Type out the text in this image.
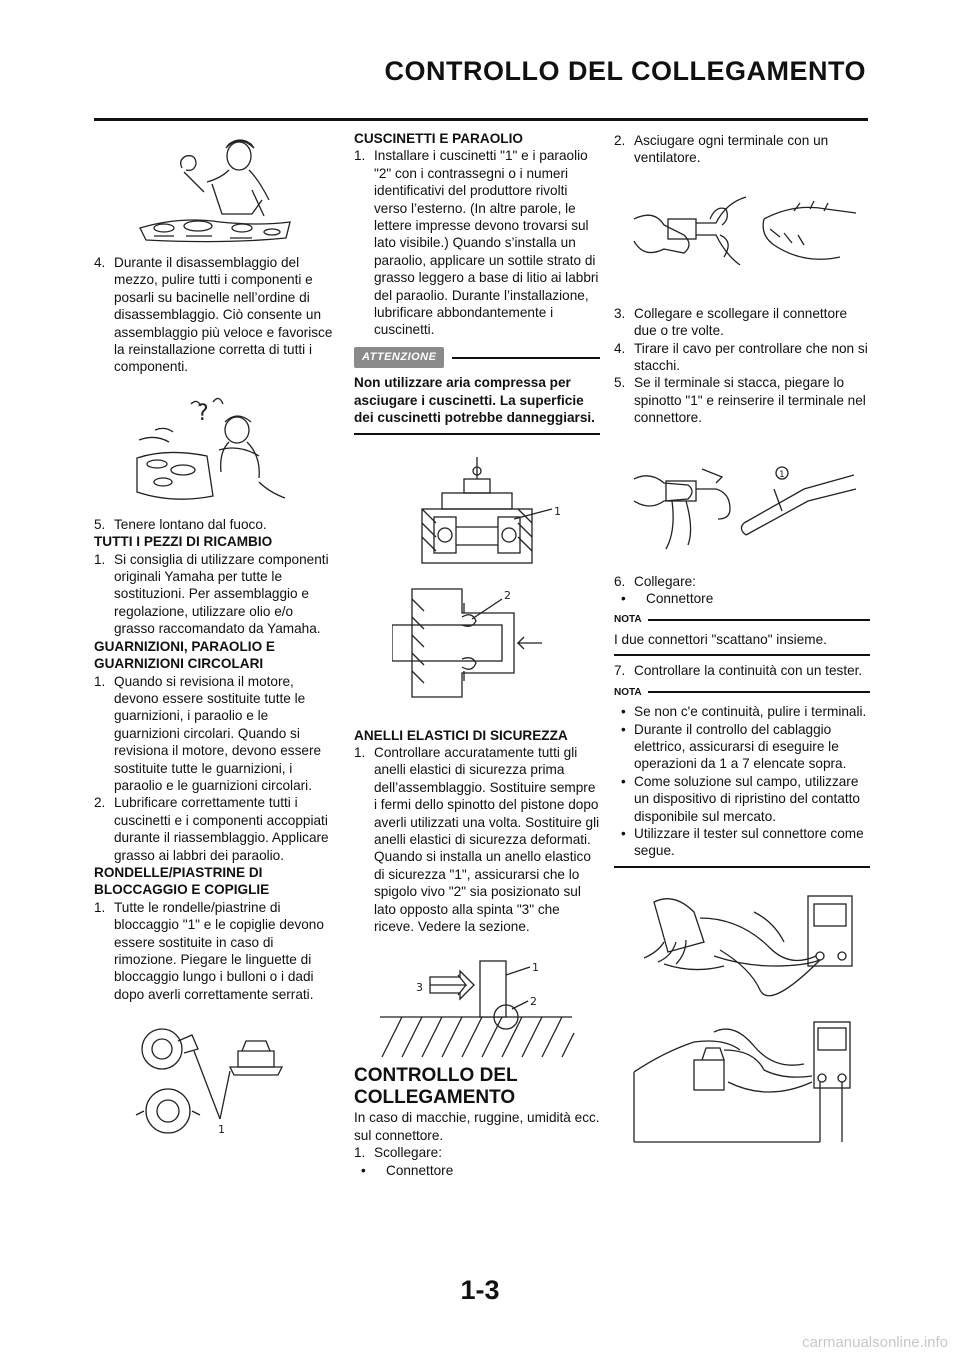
CONTROLLO DEL COLLEGAMENTO
4. Durante il disassemblaggio del mezzo, pulire tutti i componenti e posarli su bacinelle nell’ordine di disassemblaggio. Ciò consente un assemblaggio più veloce e favorisce la reinstallazione corretta di tutti i componenti.
?
5. Tenere lontano dal fuoco.

TUTTI I PEZZI DI RICAMBIO

1. Si consiglia di utilizzare componenti originali Yamaha per tutte le sostituzioni. Per assemblaggio e regolazione, utilizzare olio e/o grasso raccomandato da Yamaha.

GUARNIZIONI, PARAOLIO E GUARNIZIONI CIRCOLARI

1. Quando si revisiona il motore, devono essere sostituite tutte le guarnizioni, i paraolio e le guarnizioni circolari. Quando si revisiona il motore, devono essere sostituite tutte le guarnizioni, i paraolio e le guarnizioni circolari.
2. Lubrificare correttamente tutti i cuscinetti e i componenti accoppiati durante il riassemblaggio. Applicare grasso ai labbri dei paraolio.

RONDELLE/PIASTRINE DI BLOCCAGGIO E COPIGLIE

1. Tutte le rondelle/piastrine di bloccaggio "1" e le copiglie devono essere sostituite in caso di rimozione. Piegare le linguette di bloccaggio lungo i bulloni o i dadi dopo averli correttamente serrati.
1

CUSCINETTI E PARAOLIO

1. Installare i cuscinetti "1" e i paraolio "2" con i contrassegni o i numeri identificativi del produttore rivolti verso l’esterno. (In altre parole, le lettere impresse devono trovarsi sul lato visibile.) Quando s’installa un paraolio, applicare un sottile strato di grasso leggero a base di litio ai labbri del paraolio. Durante l’installazione, lubrificare abbondantemente i cuscinetti.
ATTENZIONE

Non utilizzare aria compressa per asciugare i cuscinetti. La superficie dei cuscinetti potrebbe danneggiarsi.

1
2

ANELLI ELASTICI DI SICUREZZA

1. Controllare accuratamente tutti gli anelli elastici di sicurezza prima dell’assemblaggio. Sostituire sempre i fermi dello spinotto del pistone dopo averli utilizzati una volta. Sostituire gli anelli elastici di sicurezza deformati. Quando si installa un anello elastico di sicurezza "1", assicurarsi che lo spigolo vivo "2" sia posizionato sul lato opposto alla spinta "3" che riceve. Vedere la sezione.
1
2
3

CONTROLLO DEL COLLEGAMENTO

In caso di macchie, ruggine, umidità ecc. sul connettore.

1. Scollegare:
• Connettore
2. Asciugare ogni terminale con un ventilatore.
3. Collegare e scollegare il connettore due o tre volte.
4. Tirare il cavo per controllare che non si stacchi.
5. Se il terminale si stacca, piegare lo spinotto "1" e reinserire il terminale nel connettore.
1
6. Collegare:
• Connettore
NOTA

I due connettori "scattano" insieme.

7. Controllare la continuità con un tester.
NOTA
• Se non c'e continuità, pulire i terminali.
• Durante il controllo del cablaggio elettrico, assicurarsi di eseguire le operazioni da 1 a 7 elencate sopra.
• Come soluzione sul campo, utilizzare un dispositivo di ripristino del contatto disponibile sul mercato.
• Utilizzare il tester sul connettore come segue.
1-3
carmanualsonline.info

+++++

**Written request**
Write the records above out again exactly, with no pictures in your copy.

**Finished answer**
Type out the text in this image.
CONTROLLO DEL COLLEGAMENTO
4. Durante il disassemblaggio del mezzo, pulire tutti i componenti e posarli su bacinelle nell’ordine di disassemblaggio. Ciò consente un assemblaggio più veloce e favorisce la reinstallazione corretta di tutti i componenti.
?
5. Tenere lontano dal fuoco.

TUTTI I PEZZI DI RICAMBIO

1. Si consiglia di utilizzare componenti originali Yamaha per tutte le sostituzioni. Per assemblaggio e regolazione, utilizzare olio e/o grasso raccomandato da Yamaha.

GUARNIZIONI, PARAOLIO E GUARNIZIONI CIRCOLARI

1. Quando si revisiona il motore, devono essere sostituite tutte le guarnizioni, i paraolio e le guarnizioni circolari. Quando si revisiona il motore, devono essere sostituite tutte le guarnizioni, i paraolio e le guarnizioni circolari.
2. Lubrificare correttamente tutti i cuscinetti e i componenti accoppiati durante il riassemblaggio. Applicare grasso ai labbri dei paraolio.

RONDELLE/PIASTRINE DI BLOCCAGGIO E COPIGLIE

1. Tutte le rondelle/piastrine di bloccaggio "1" e le copiglie devono essere sostituite in caso di rimozione. Piegare le linguette di bloccaggio lungo i bulloni o i dadi dopo averli correttamente serrati.
1

CUSCINETTI E PARAOLIO

1. Installare i cuscinetti "1" e i paraolio "2" con i contrassegni o i numeri identificativi del produttore rivolti verso l’esterno. (In altre parole, le lettere impresse devono trovarsi sul lato visibile.) Quando s’installa un paraolio, applicare un sottile strato di grasso leggero a base di litio ai labbri del paraolio. Durante l’installazione, lubrificare abbondantemente i cuscinetti.
ATTENZIONE

Non utilizzare aria compressa per asciugare i cuscinetti. La superficie dei cuscinetti potrebbe danneggiarsi.

1
2

ANELLI ELASTICI DI SICUREZZA

1. Controllare accuratamente tutti gli anelli elastici di sicurezza prima dell’assemblaggio. Sostituire sempre i fermi dello spinotto del pistone dopo averli utilizzati una volta. Sostituire gli anelli elastici di sicurezza deformati. Quando si installa un anello elastico di sicurezza "1", assicurarsi che lo spigolo vivo "2" sia posizionato sul lato opposto alla spinta "3" che riceve. Vedere la sezione.
1
2
3

CONTROLLO DEL COLLEGAMENTO

In caso di macchie, ruggine, umidità ecc. sul connettore.

1. Scollegare:
• Connettore
2. Asciugare ogni terminale con un ventilatore.
3. Collegare e scollegare il connettore due o tre volte.
4. Tirare il cavo per controllare che non si stacchi.
5. Se il terminale si stacca, piegare lo spinotto "1" e reinserire il terminale nel connettore.
1
6. Collegare:
• Connettore
NOTA

I due connettori "scattano" insieme.

7. Controllare la continuità con un tester.
NOTA
• Se non c'e continuità, pulire i terminali.
• Durante il controllo del cablaggio elettrico, assicurarsi di eseguire le operazioni da 1 a 7 elencate sopra.
• Come soluzione sul campo, utilizzare un dispositivo di ripristino del contatto disponibile sul mercato.
• Utilizzare il tester sul connettore come segue.
1-3
carmanualsonline.info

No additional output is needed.